Text segment —
+ + + + +

At the very least, the inner loop should be over X, since that is how the pixels are packed.


It is precisely the linear ordering in memory. Whether X-then-Y or Y-then-X is best depends upon if the data is stored row- or column-major.


>demoscene

Honestly, who has time these days?


People that care about their craft?


Yeah buddy I get home tired from work and the commute, crack open a cold one, and surf late 2000s forum posts on installing gentoo on a PS3.

There are many healthy activities to take up rather than play with deprecated/obscure tech. Not to be judgemental of course, I draw my line at home repairs.


When it comes to computer graphics, "deprecated/obscure" tech is the tech that is comprehensively documented from the ground up. There is some documentation about internals of the Raspberry Pi SoC and GPU, but sadly not enough to make it a compelling demoscene target.


I'm not saying you should. Enjoy your free time. I just think it's weird to shame people that care more by implying they have too much time on their hands. Everyone has a level of caring that's appropriate for them.

+ + + + +

What you will do —
A: In the forum discussion about pixel loops and the demoscene, what decides whether X-then-Y or Y-then-X ordering is best?
B: Write the next part of the forum discussion about pixel loops and the demoscene, starting after its final comment.

+ + + + +

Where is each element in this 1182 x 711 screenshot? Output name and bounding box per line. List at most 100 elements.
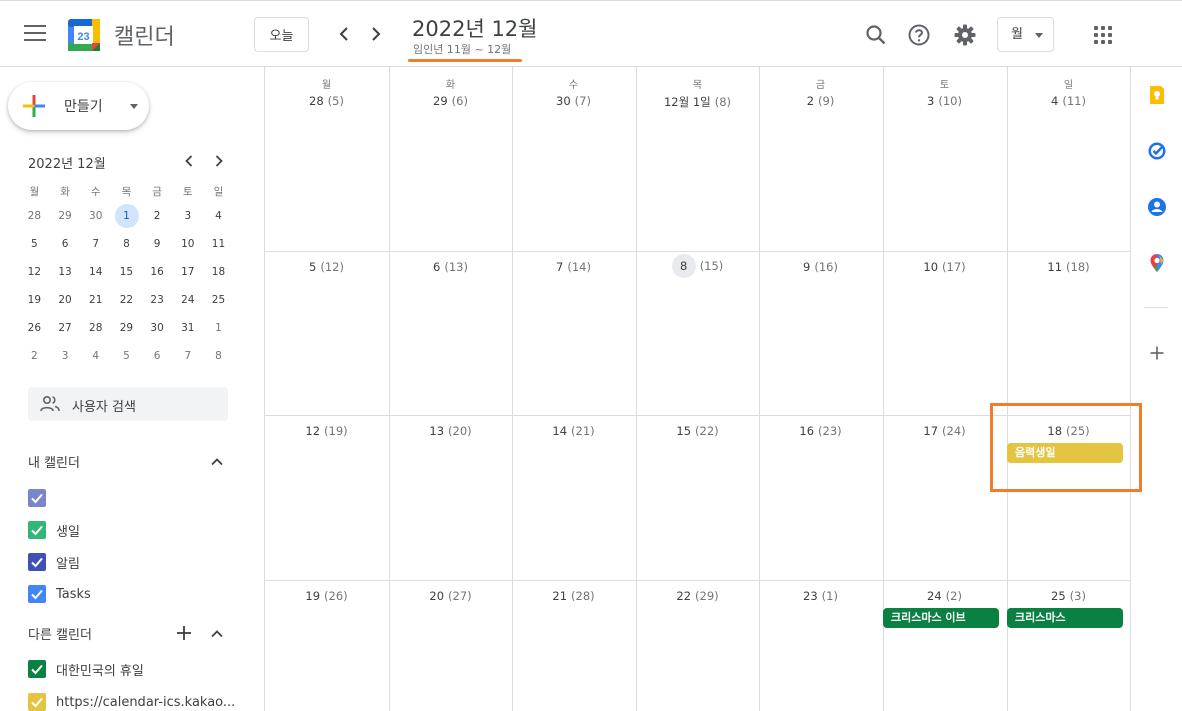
mini-calendar-day[interactable]: 3 (172, 210, 203, 222)
today-button[interactable]: 오늘 (254, 17, 309, 52)
contacts-icon[interactable] (1147, 197, 1167, 217)
mini-calendar-day[interactable]: 21 (80, 294, 111, 306)
day-number[interactable]: 2 (9) (759, 94, 882, 108)
my-calendars-title[interactable]: 내 캘린더 (28, 452, 80, 471)
day-cell[interactable] (759, 416, 882, 580)
calendar-checkbox[interactable] (28, 585, 46, 603)
day-number[interactable]: 17 (24) (883, 424, 1006, 438)
mini-previous-month-icon[interactable] (179, 151, 199, 175)
day-number[interactable]: 8 (15) (636, 254, 759, 278)
day-cell[interactable] (265, 416, 388, 580)
calendar-checkbox[interactable] (28, 521, 46, 539)
day-number[interactable]: 23 (1) (759, 589, 882, 603)
mini-calendar-day[interactable]: 25 (203, 294, 234, 306)
calendar-checkbox[interactable] (28, 693, 46, 711)
mini-calendar-day[interactable]: 16 (142, 266, 173, 278)
mini-calendar-day[interactable]: 4 (80, 350, 111, 362)
calendar-checkbox[interactable] (28, 489, 46, 507)
mini-calendar-day[interactable]: 29 (50, 210, 81, 222)
mini-calendar-day[interactable]: 14 (80, 266, 111, 278)
calendar-checkbox[interactable] (28, 553, 46, 571)
calendar-list-item[interactable]: 대한민국의 휴일 (28, 660, 144, 679)
day-number[interactable]: 16 (23) (759, 424, 882, 438)
mini-calendar-day[interactable]: 30 (142, 322, 173, 334)
day-number[interactable]: 29 (6) (389, 94, 512, 108)
mini-calendar-day[interactable]: 1 (203, 322, 234, 334)
mini-calendar-day[interactable]: 5 (111, 350, 142, 362)
mini-calendar-day[interactable]: 24 (172, 294, 203, 306)
mini-calendar-day[interactable]: 17 (172, 266, 203, 278)
mini-calendar-day[interactable]: 26 (19, 322, 50, 334)
main-menu-icon[interactable] (24, 25, 46, 43)
day-number[interactable]: 11 (18) (1007, 260, 1130, 274)
calendar-checkbox[interactable] (28, 660, 46, 678)
chevron-up-icon[interactable] (209, 454, 225, 470)
calendar-list-item[interactable]: 알림 (28, 553, 80, 572)
day-number[interactable]: 22 (29) (636, 589, 759, 603)
add-calendar-icon[interactable] (176, 625, 192, 641)
day-number[interactable]: 13 (20) (389, 424, 512, 438)
mini-calendar-day[interactable]: 11 (203, 238, 234, 250)
tasks-icon[interactable] (1147, 141, 1167, 161)
help-icon[interactable] (906, 22, 932, 48)
day-number[interactable]: 21 (28) (512, 589, 635, 603)
settings-gear-icon[interactable] (952, 22, 978, 48)
day-number[interactable]: 7 (14) (512, 260, 635, 274)
day-number[interactable]: 5 (12) (265, 260, 388, 274)
mini-calendar-day[interactable]: 2 (19, 350, 50, 362)
day-number[interactable]: 10 (17) (883, 260, 1006, 274)
calendar-list-item[interactable] (28, 489, 56, 507)
mini-calendar-day[interactable]: 10 (172, 238, 203, 250)
day-number[interactable]: 24 (2) (883, 589, 1006, 603)
calendar-event-chip[interactable]: 크리스마스 이브 (883, 608, 999, 628)
mini-calendar-day[interactable]: 6 (50, 238, 81, 250)
mini-calendar-day[interactable]: 9 (142, 238, 173, 250)
keep-icon[interactable] (1147, 85, 1167, 105)
day-cell[interactable] (1007, 252, 1130, 415)
day-number[interactable]: 3 (10) (883, 94, 1006, 108)
mini-calendar-day[interactable]: 4 (203, 210, 234, 222)
mini-calendar-day[interactable]: 3 (50, 350, 81, 362)
search-users-input[interactable]: 사용자 검색 (28, 387, 228, 421)
mini-calendar-day[interactable]: 8 (203, 350, 234, 362)
mini-calendar-day[interactable]: 2 (142, 210, 173, 222)
calendar-list-item[interactable]: https://calendar-ics.kakao... (28, 693, 235, 711)
mini-calendar-day[interactable]: 7 (80, 238, 111, 250)
mini-calendar-day[interactable]: 29 (111, 322, 142, 334)
other-calendars-title[interactable]: 다른 캘린더 (28, 624, 92, 643)
previous-month-icon[interactable] (332, 22, 356, 46)
mini-next-month-icon[interactable] (209, 151, 229, 175)
day-number[interactable]: 12월 1일 (8) (636, 94, 759, 110)
day-cell[interactable] (759, 252, 882, 415)
mini-calendar-day[interactable]: 23 (142, 294, 173, 306)
mini-calendar-day[interactable]: 6 (142, 350, 173, 362)
mini-calendar-day[interactable]: 1 (111, 204, 142, 228)
day-number[interactable]: 19 (26) (265, 589, 388, 603)
day-number[interactable]: 6 (13) (389, 260, 512, 274)
mini-calendar-day[interactable]: 5 (19, 238, 50, 250)
mini-calendar-day[interactable]: 30 (80, 210, 111, 222)
day-cell[interactable] (265, 252, 388, 415)
create-event-button[interactable]: 만들기 (8, 82, 149, 130)
add-icon[interactable] (1147, 343, 1167, 363)
google-apps-icon[interactable] (1094, 26, 1112, 44)
next-month-icon[interactable] (364, 22, 388, 46)
day-number[interactable]: 15 (22) (636, 424, 759, 438)
mini-calendar-day[interactable]: 8 (111, 238, 142, 250)
day-cell[interactable] (389, 252, 512, 415)
day-number[interactable]: 20 (27) (389, 589, 512, 603)
day-cell[interactable] (512, 252, 635, 415)
day-cell[interactable] (883, 252, 1006, 415)
mini-calendar-day[interactable]: 7 (172, 350, 203, 362)
mini-calendar-day[interactable]: 31 (172, 322, 203, 334)
mini-calendar-day[interactable]: 12 (19, 266, 50, 278)
day-cell[interactable] (389, 416, 512, 580)
mini-calendar-day[interactable]: 15 (111, 266, 142, 278)
calendar-list-item[interactable]: Tasks (28, 585, 91, 603)
calendar-list-item[interactable]: 생일 (28, 521, 80, 540)
mini-calendar-day[interactable]: 22 (111, 294, 142, 306)
calendar-event-chip[interactable]: 크리스마스 (1007, 608, 1123, 628)
mini-calendar-day[interactable]: 28 (19, 210, 50, 222)
mini-calendar-day[interactable]: 20 (50, 294, 81, 306)
maps-icon[interactable] (1147, 253, 1167, 273)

+ + + + +

Results for each task —
A: Whether the data is stored row-major or column-major.

B:
There's a lot of things you can learn from writing demos that is still incredibly valuable. I wouldn't expect 99.9% of developers to know those things, but if I saw it on a resume? That'd totally jump off the charts to me and I'd definitely want to interview that person.

Don't shame expertise just because you choose to spend your time differently.


I appreciate what you're writing about demoscene programming, but the GP comment does not seem to me to be shaming. It most likely was just about the commenter not having time themselves. HN has a guideline for cases like this:

"Please respond to the strongest plausible interpretation of what someone says, not a weaker one that's easier to criticize. Assume good faith."

https://news.ycombinator.com/newsguidelines.html


I agree with the rule, but I only accused him of shaming after he drew a broad insulting caracature of a community I'm involved in and actually understand (the demoscene) by suggesting that it just involves people "browsing early 2000 forums and installing gentoo on PS3s". I think if you said that to any demo coder they'd tell you to eat sand. It's not even remotely close to what that scene is about. If there's a criticism to be made here, perhaps it's about not making assumptions about groups you know nothing about?

I made no assumptions other than what he explicitly said, which was insulting and displayed ignorance of a community he clearly does not understand. My original comment was also only "People who care about their craft?", which was simply saying that people get into demo coding because they care about doing something worthwhile (getting the most out of their machines in an artistically satisfying and interesting way).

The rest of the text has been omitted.